_Problem to solve_
Only the lines holding the string "Figure" are needed. Copy each one.

_Data excerpts_
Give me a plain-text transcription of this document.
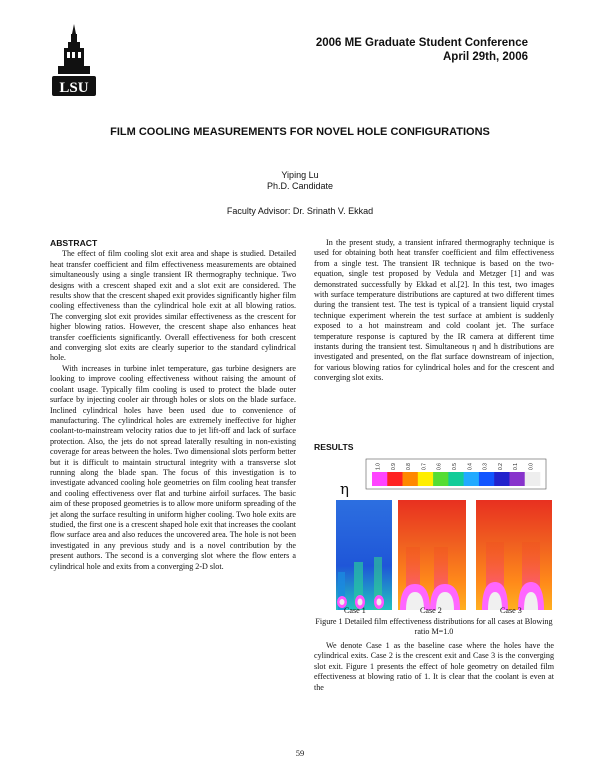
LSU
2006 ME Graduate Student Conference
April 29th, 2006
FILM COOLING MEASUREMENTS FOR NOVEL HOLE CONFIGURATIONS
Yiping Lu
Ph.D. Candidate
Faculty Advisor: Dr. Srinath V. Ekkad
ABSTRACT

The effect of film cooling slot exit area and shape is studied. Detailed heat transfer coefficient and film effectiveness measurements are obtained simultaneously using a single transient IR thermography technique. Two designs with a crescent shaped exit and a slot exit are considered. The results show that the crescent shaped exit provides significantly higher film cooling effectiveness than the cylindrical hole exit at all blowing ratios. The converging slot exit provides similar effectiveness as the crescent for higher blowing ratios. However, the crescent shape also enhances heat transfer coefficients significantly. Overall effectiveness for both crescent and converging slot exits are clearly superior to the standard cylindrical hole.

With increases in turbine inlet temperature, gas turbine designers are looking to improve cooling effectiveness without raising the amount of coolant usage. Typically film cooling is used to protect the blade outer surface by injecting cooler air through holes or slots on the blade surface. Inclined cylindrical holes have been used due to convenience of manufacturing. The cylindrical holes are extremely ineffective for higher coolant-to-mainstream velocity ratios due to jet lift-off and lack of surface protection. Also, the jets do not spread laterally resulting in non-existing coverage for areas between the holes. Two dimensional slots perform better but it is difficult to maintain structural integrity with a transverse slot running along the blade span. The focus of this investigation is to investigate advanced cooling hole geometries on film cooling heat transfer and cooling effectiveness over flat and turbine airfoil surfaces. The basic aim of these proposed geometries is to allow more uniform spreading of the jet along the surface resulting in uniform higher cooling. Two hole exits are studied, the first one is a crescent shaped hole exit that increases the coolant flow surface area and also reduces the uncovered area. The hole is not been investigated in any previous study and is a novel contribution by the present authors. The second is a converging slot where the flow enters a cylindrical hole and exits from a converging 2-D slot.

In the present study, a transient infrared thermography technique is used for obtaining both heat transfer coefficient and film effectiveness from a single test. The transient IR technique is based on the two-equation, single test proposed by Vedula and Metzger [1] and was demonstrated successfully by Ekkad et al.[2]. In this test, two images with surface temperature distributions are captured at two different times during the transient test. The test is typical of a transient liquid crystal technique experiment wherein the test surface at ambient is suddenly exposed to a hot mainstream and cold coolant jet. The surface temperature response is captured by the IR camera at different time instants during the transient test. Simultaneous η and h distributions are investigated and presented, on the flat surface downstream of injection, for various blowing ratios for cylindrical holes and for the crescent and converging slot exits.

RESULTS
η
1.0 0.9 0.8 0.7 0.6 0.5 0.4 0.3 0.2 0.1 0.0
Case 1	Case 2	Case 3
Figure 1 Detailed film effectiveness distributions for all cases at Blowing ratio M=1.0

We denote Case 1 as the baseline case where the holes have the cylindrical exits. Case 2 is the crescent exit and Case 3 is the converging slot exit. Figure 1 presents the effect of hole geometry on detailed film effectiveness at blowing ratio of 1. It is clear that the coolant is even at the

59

_Result of the exercise_
Figure 1 Detailed film effectiveness distributions for all cases at Blowing ratio M=1.0
We denote Case 1 as the baseline case where the holes have the cylindrical exits. Case 2 is the crescent exit and Case 3 is the converging slot exit. Figure 1 presents the effect of hole geometry on detailed film effectiveness at blowing ratio of 1. It is clear that the coolant is even at the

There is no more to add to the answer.